■ PROBLEM REQUIREMENTS: Locate the string "unable" in the records below. Copy every line where it occurs.

■ RECORDS TO USE:

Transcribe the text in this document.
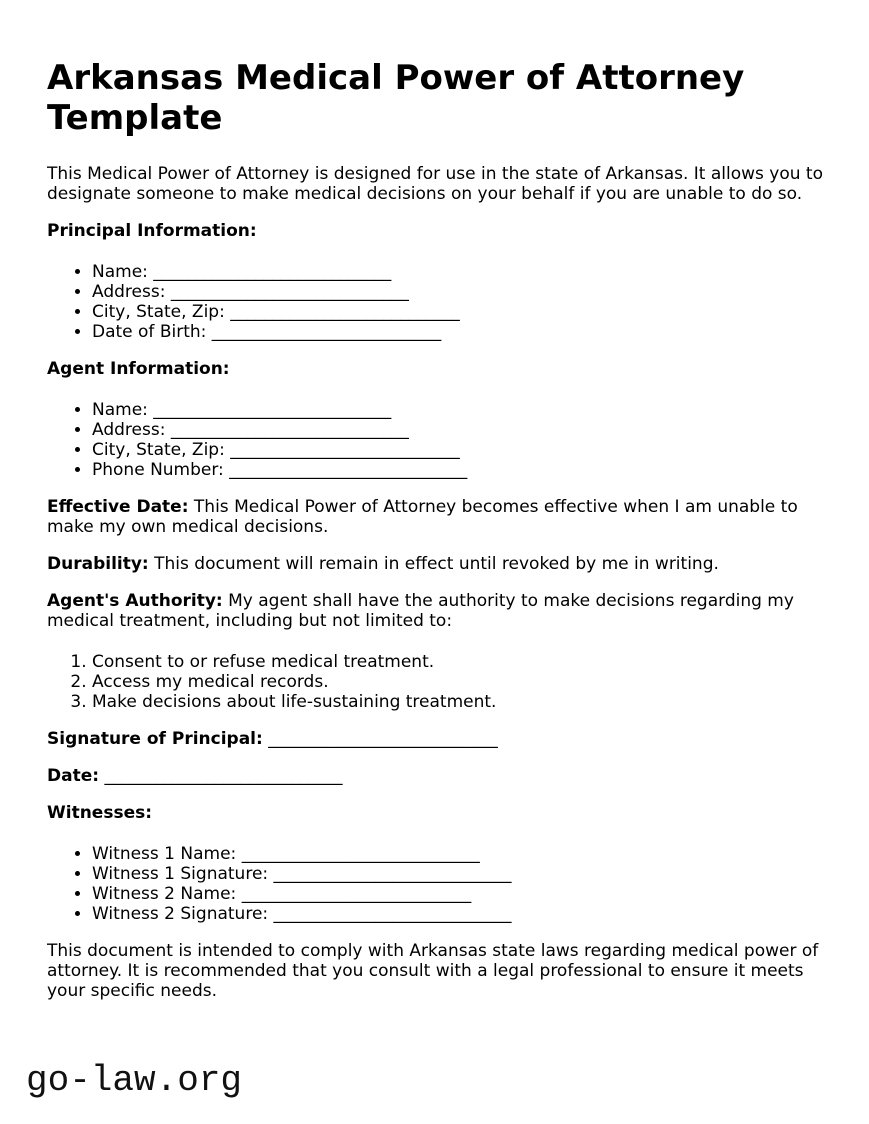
Arkansas Medical Power of Attorney Template

This Medical Power of Attorney is designed for use in the state of Arkansas. It allows you to designate someone to make medical decisions on your behalf if you are unable to do so.

Principal Information:

• Name: ____________________________
• Address: ____________________________
• City, State, Zip: ___________________________
• Date of Birth: ___________________________

Agent Information:

• Name: ____________________________
• Address: ____________________________
• City, State, Zip: ___________________________
• Phone Number: ____________________________

Effective Date: This Medical Power of Attorney becomes effective when I am unable to make my own medical decisions.

Durability: This document will remain in effect until revoked by me in writing.

Agent's Authority: My agent shall have the authority to make decisions regarding my medical treatment, including but not limited to:

1. Consent to or refuse medical treatment.
2. Access my medical records.
3. Make decisions about life-sustaining treatment.

Signature of Principal: ___________________________

Date: ____________________________

Witnesses:

• Witness 1 Name: ____________________________
• Witness 1 Signature: ____________________________
• Witness 2 Name: ___________________________
• Witness 2 Signature: ____________________________

This document is intended to comply with Arkansas state laws regarding medical power of attorney. It is recommended that you consult with a legal professional to ensure it meets your specific needs.

go-law.org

■ FULL OUTPUT:
This Medical Power of Attorney is designed for use in the state of Arkansas. It allows you to designate someone to make medical decisions on your behalf if you are unable to do so.
Effective Date: This Medical Power of Attorney becomes effective when I am unable to make my own medical decisions.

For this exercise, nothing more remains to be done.